** begin PROVIDED INFORMATION **
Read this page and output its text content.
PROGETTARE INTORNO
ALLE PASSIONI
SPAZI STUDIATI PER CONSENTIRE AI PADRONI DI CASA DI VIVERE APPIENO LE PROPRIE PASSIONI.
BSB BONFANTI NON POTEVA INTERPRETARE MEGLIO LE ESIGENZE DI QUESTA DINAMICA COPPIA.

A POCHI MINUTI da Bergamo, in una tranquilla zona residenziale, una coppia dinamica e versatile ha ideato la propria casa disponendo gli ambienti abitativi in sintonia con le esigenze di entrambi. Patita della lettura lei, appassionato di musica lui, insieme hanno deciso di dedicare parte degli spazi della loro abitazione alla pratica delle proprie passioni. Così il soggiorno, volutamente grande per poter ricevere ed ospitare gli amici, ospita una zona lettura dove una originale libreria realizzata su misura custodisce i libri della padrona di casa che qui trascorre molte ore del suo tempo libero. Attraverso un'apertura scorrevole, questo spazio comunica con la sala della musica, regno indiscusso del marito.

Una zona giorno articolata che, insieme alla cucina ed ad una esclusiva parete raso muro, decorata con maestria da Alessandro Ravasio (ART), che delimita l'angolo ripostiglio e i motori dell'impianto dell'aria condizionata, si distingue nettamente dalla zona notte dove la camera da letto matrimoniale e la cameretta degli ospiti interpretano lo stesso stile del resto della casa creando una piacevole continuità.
** end PROVIDED INFORMATION **
▶ **WHAT YOU SHOULD DO**
Copy each line above that contains the string "della".

▶ **RESULT FOR THIS TASK**
A POCHI MINUTI da Bergamo, in una tranquilla zona residenziale, una coppia dinamica e versatile ha ideato la propria casa disponendo gli ambienti abitativi in sintonia con le esigenze di entrambi. Patita della lettura lei, appassionato di musica lui, insieme hanno deciso di dedicare parte degli spazi della loro abitazione alla pratica delle proprie passioni. Così il soggiorno, volutamente grande per poter ricevere ed ospitare gli amici, ospita una zona lettura dove una originale libreria realizzata su misura custodisce i libri della padrona di casa che qui trascorre molte ore del suo tempo libero. Attraverso un'apertura scorrevole, questo spazio comunica con la sala della musica, regno indiscusso del marito.
Una zona giorno articolata che, insieme alla cucina ed ad una esclusiva parete raso muro, decorata con maestria da Alessandro Ravasio (ART), che delimita l'angolo ripostiglio e i motori dell'impianto dell'aria condizionata, si distingue nettamente dalla zona notte dove la camera da letto matrimoniale e la cameretta degli ospiti interpretano lo stesso stile del resto della casa creando una piacevole continuità.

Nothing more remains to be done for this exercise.